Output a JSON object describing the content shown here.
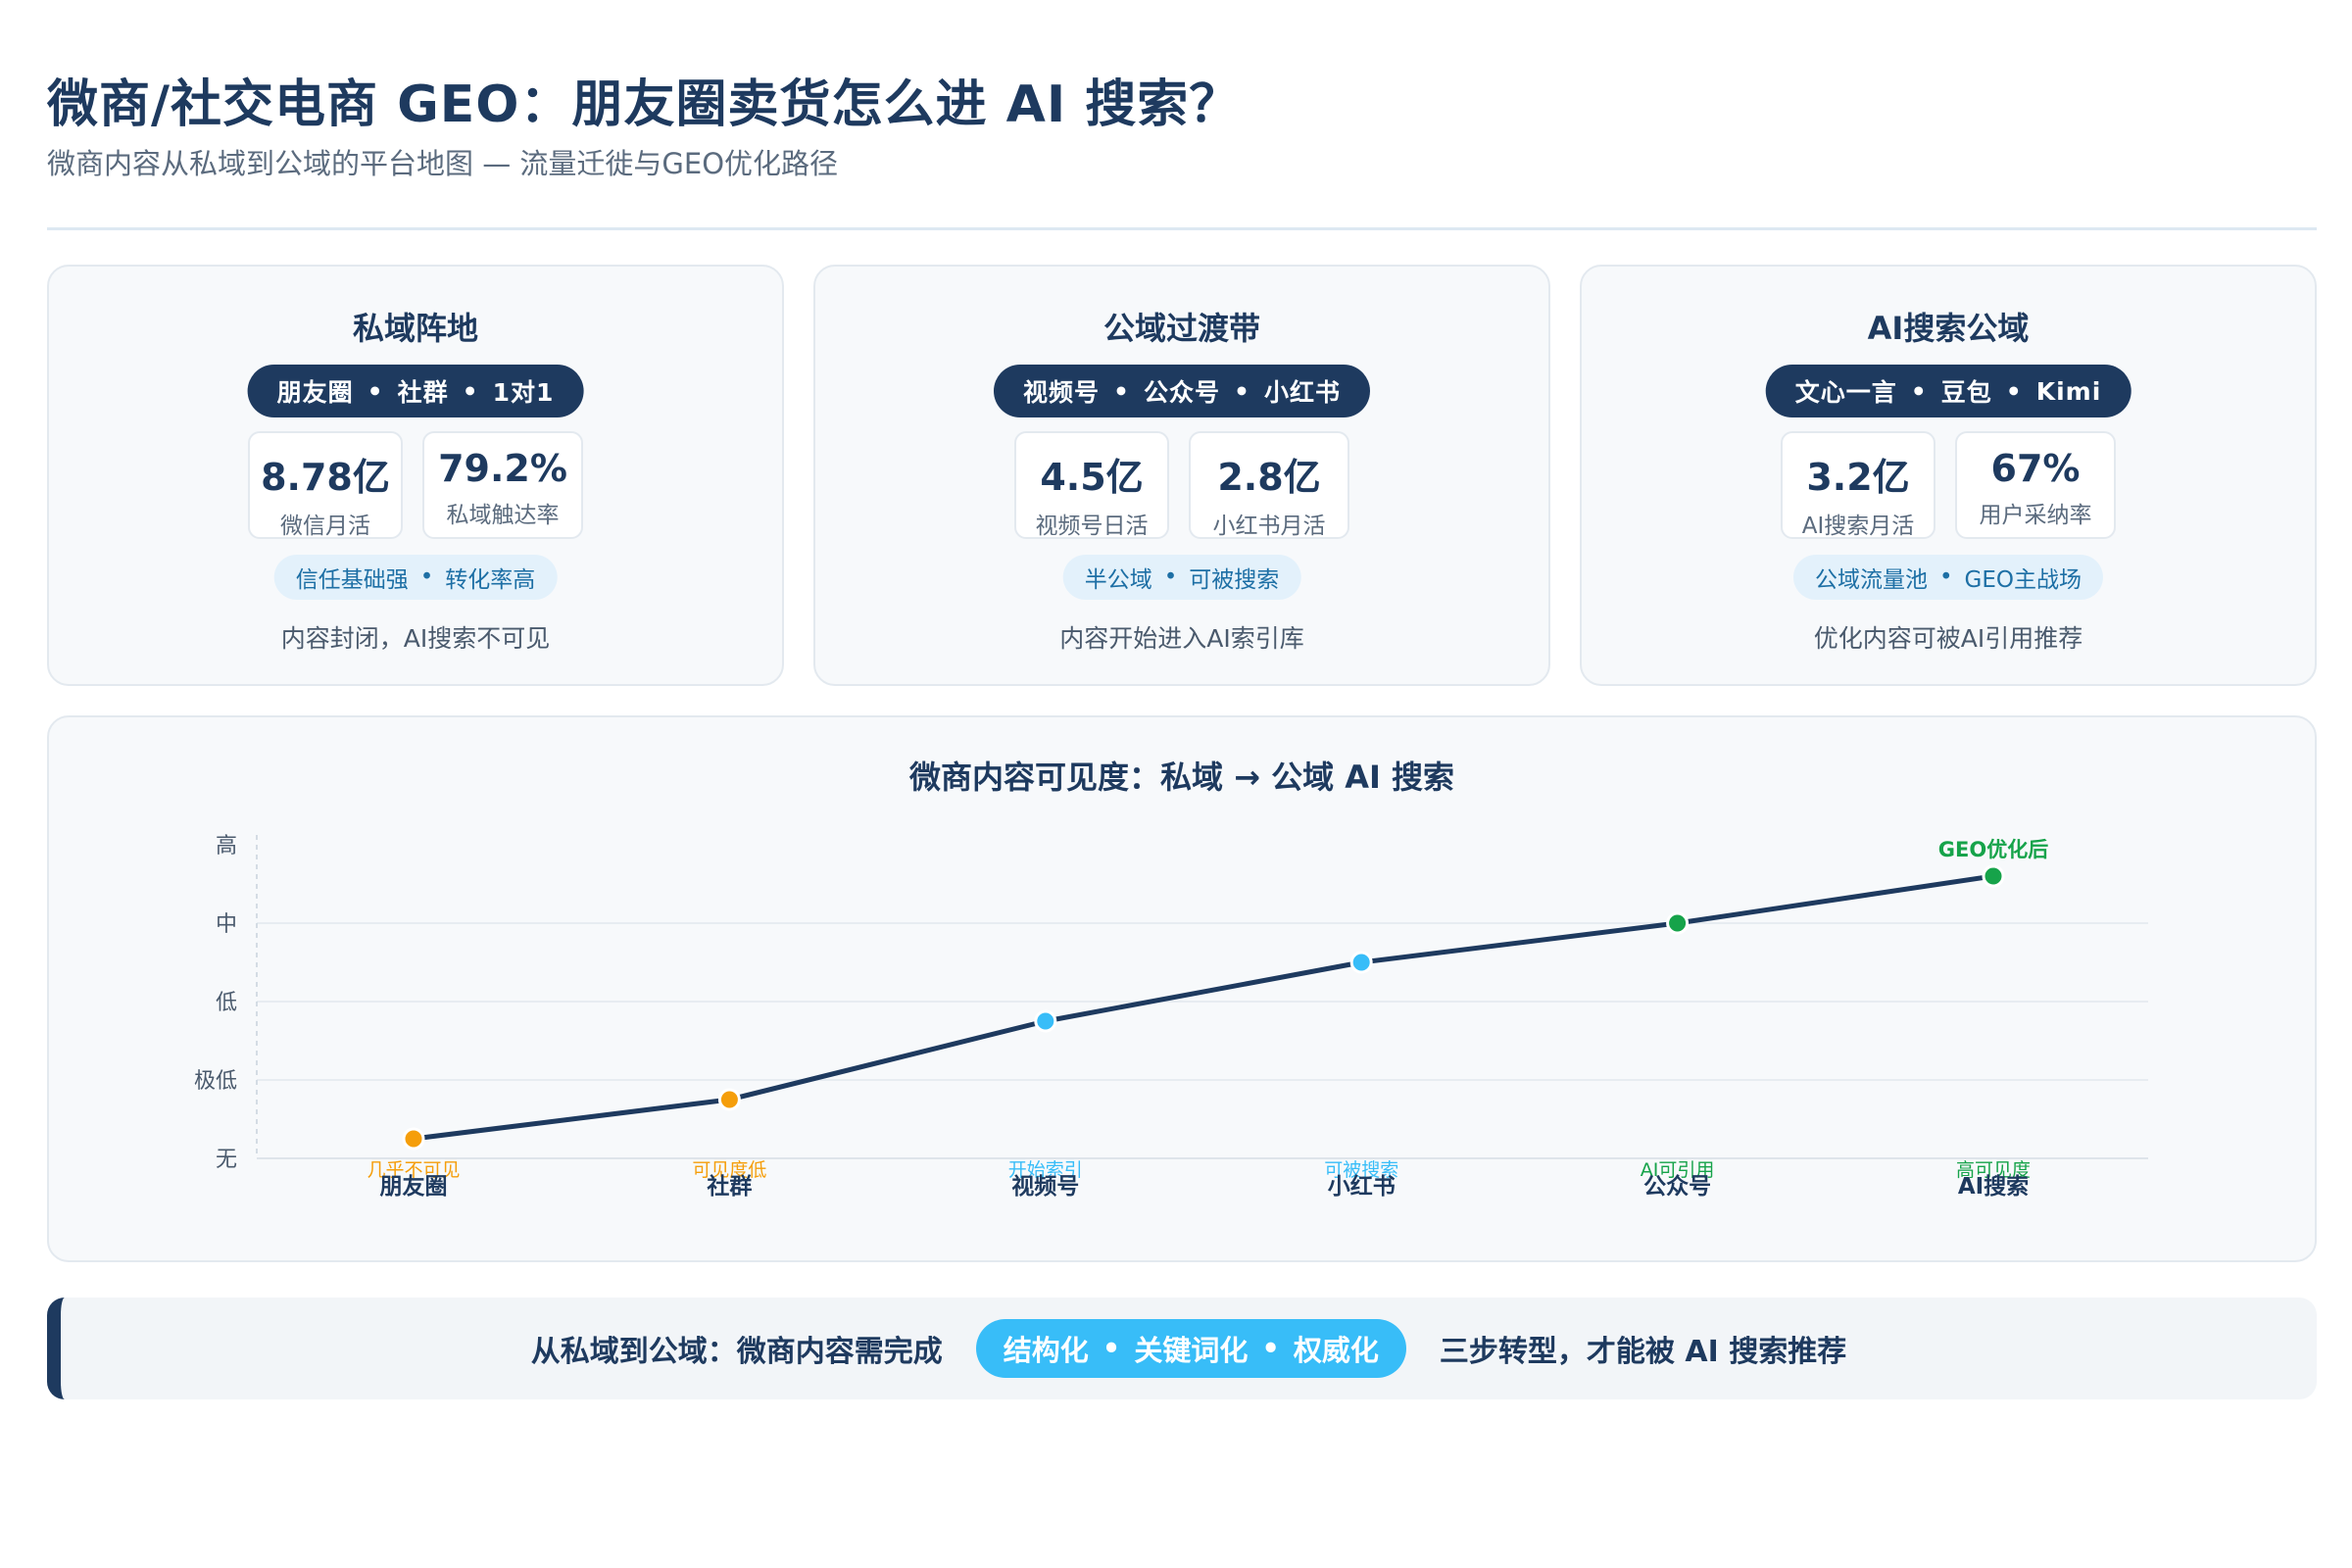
{
  "header": {
    "title": "微商/社交电商 GEO：朋友圈卖货怎么进 AI 搜索？",
    "subtitle": "微商内容从私域到公域的平台地图 — 流量迁徙与GEO优化路径"
  },
  "cards": [
    {
      "title": "私域阵地",
      "platforms": [
        "朋友圈",
        "社群",
        "1对1"
      ],
      "stats": [
        {
          "value": "8.78亿",
          "label": "微信月活"
        },
        {
          "value": "79.2%",
          "label": "私域触达率"
        }
      ],
      "tags": [
        "信任基础强",
        "转化率高"
      ],
      "desc": "内容封闭，AI搜索不可见"
    },
    {
      "title": "公域过渡带",
      "platforms": [
        "视频号",
        "公众号",
        "小红书"
      ],
      "stats": [
        {
          "value": "4.5亿",
          "label": "视频号日活"
        },
        {
          "value": "2.8亿",
          "label": "小红书月活"
        }
      ],
      "tags": [
        "半公域",
        "可被搜索"
      ],
      "desc": "内容开始进入AI索引库"
    },
    {
      "title": "AI搜索公域",
      "platforms": [
        "文心一言",
        "豆包",
        "Kimi"
      ],
      "stats": [
        {
          "value": "3.2亿",
          "label": "AI搜索月活"
        },
        {
          "value": "67%",
          "label": "用户采纳率"
        }
      ],
      "tags": [
        "公域流量池",
        "GEO主战场"
      ],
      "desc": "优化内容可被AI引用推荐"
    }
  ],
  "chart_data": {
    "type": "line",
    "title": "微商内容可见度：私域 → 公域 AI 搜索",
    "categories": [
      "朋友圈",
      "社群",
      "视频号",
      "小红书",
      "公众号",
      "AI搜索"
    ],
    "y_levels": [
      "无",
      "极低",
      "低",
      "中",
      "高"
    ],
    "values": [
      0.25,
      0.75,
      1.75,
      2.5,
      3.0,
      3.6
    ],
    "ylim": [
      0,
      4
    ],
    "point_labels": [
      "几乎不可见",
      "可见度低",
      "开始索引",
      "可被搜索",
      "AI可引用",
      "高可见度"
    ],
    "point_colors": [
      "#f59e0b",
      "#f59e0b",
      "#38bdf8",
      "#38bdf8",
      "#16a34a",
      "#16a34a"
    ],
    "line_color": "#1e3a5f",
    "annotation": {
      "index": 5,
      "text": "GEO优化后",
      "color": "#16a34a"
    },
    "grid": true
  },
  "banner": {
    "lead": "从私域到公域：微商内容需完成",
    "steps": [
      "结构化",
      "关键词化",
      "权威化"
    ],
    "tail": "三步转型，才能被 AI 搜索推荐"
  },
  "separator": "•"
}
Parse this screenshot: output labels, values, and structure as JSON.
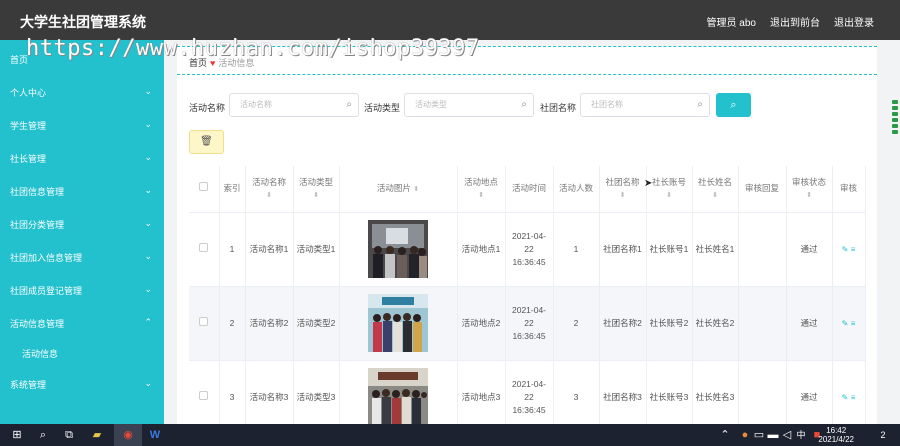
{
  "app": {
    "title": "大学生社团管理系统",
    "user_label": "管理员 abo",
    "back_label": "退出到前台",
    "logout_label": "退出登录"
  },
  "watermark": "https://www.huzhan.com/ishop39397",
  "sidebar": {
    "items": [
      {
        "label": "首页"
      },
      {
        "label": "个人中心"
      },
      {
        "label": "学生管理"
      },
      {
        "label": "社长管理"
      },
      {
        "label": "社团信息管理"
      },
      {
        "label": "社团分类管理"
      },
      {
        "label": "社团加入信息管理"
      },
      {
        "label": "社团成员登记管理"
      },
      {
        "label": "活动信息管理"
      },
      {
        "label": "活动信息"
      },
      {
        "label": "系统管理"
      }
    ]
  },
  "breadcrumb": {
    "home": "首页",
    "current": "活动信息"
  },
  "search": {
    "name_label": "活动名称",
    "name_placeholder": "活动名称",
    "type_label": "活动类型",
    "type_placeholder": "活动类型",
    "club_label": "社团名称",
    "club_placeholder": "社团名称"
  },
  "table": {
    "headers": [
      "索引",
      "活动名称",
      "活动类型",
      "活动图片",
      "活动地点",
      "活动时间",
      "活动人数",
      "社团名称",
      "社长账号",
      "社长姓名",
      "审核回复",
      "审核状态",
      "审核"
    ],
    "rows": [
      {
        "index": "1",
        "name": "活动名称1",
        "type": "活动类型1",
        "place": "活动地点1",
        "time": "2021-04-22 16:36:45",
        "count": "1",
        "club": "社团名称1",
        "account": "社长账号1",
        "leader": "社长姓名1",
        "reply": "",
        "status": "通过"
      },
      {
        "index": "2",
        "name": "活动名称2",
        "type": "活动类型2",
        "place": "活动地点2",
        "time": "2021-04-22 16:36:45",
        "count": "2",
        "club": "社团名称2",
        "account": "社长账号2",
        "leader": "社长姓名2",
        "reply": "",
        "status": "通过"
      },
      {
        "index": "3",
        "name": "活动名称3",
        "type": "活动类型3",
        "place": "活动地点3",
        "time": "2021-04-22 16:36:45",
        "count": "3",
        "club": "社团名称3",
        "account": "社长账号3",
        "leader": "社长姓名3",
        "reply": "",
        "status": "通过"
      }
    ]
  },
  "taskbar": {
    "time": "16:42",
    "date": "2021/4/22",
    "ime": "中",
    "notifications": "2"
  },
  "colors": {
    "accent": "#23c0ce",
    "topbar": "#3a3a3a",
    "taskbar": "#1c2230"
  }
}
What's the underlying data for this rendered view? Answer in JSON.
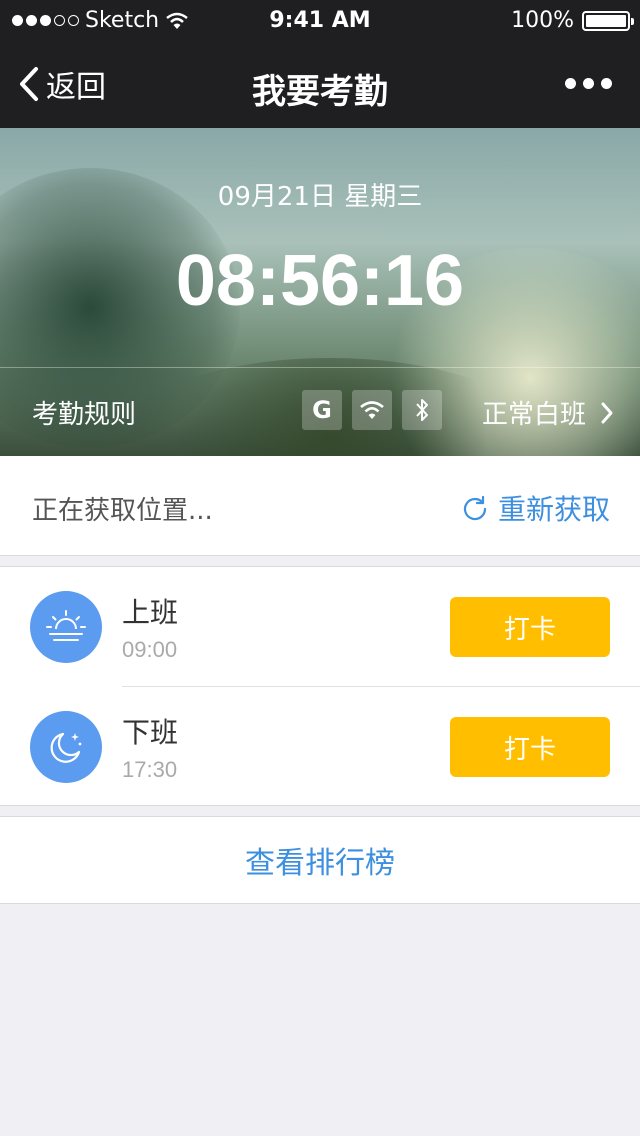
{
  "status_bar": {
    "carrier": "Sketch",
    "time": "9:41 AM",
    "battery": "100%"
  },
  "nav": {
    "back_label": "返回",
    "title": "我要考勤"
  },
  "hero": {
    "date": "09月21日  星期三",
    "clock": "08:56:16",
    "rules_label": "考勤规则",
    "signal_icons": [
      "G"
    ],
    "shift_label": "正常白班"
  },
  "location": {
    "status": "正在获取位置...",
    "refresh_label": "重新获取"
  },
  "records": [
    {
      "title": "上班",
      "time": "09:00",
      "button": "打卡",
      "icon": "sunrise-icon"
    },
    {
      "title": "下班",
      "time": "17:30",
      "button": "打卡",
      "icon": "moon-icon"
    }
  ],
  "ranking": {
    "label": "查看排行榜"
  },
  "colors": {
    "nav_bg": "#1f1f21",
    "accent_blue": "#3d8fe0",
    "button_yellow": "#ffbf00",
    "avatar_blue": "#5b9bf0"
  }
}
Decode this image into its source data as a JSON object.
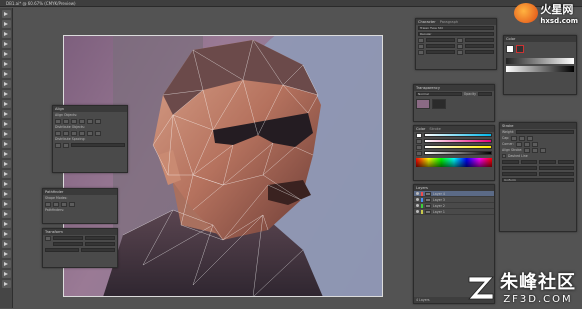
□ □ □
» What the exercise asks: Going over the lines above, work out how many include "leader", then give only that number.

» Complete output: 3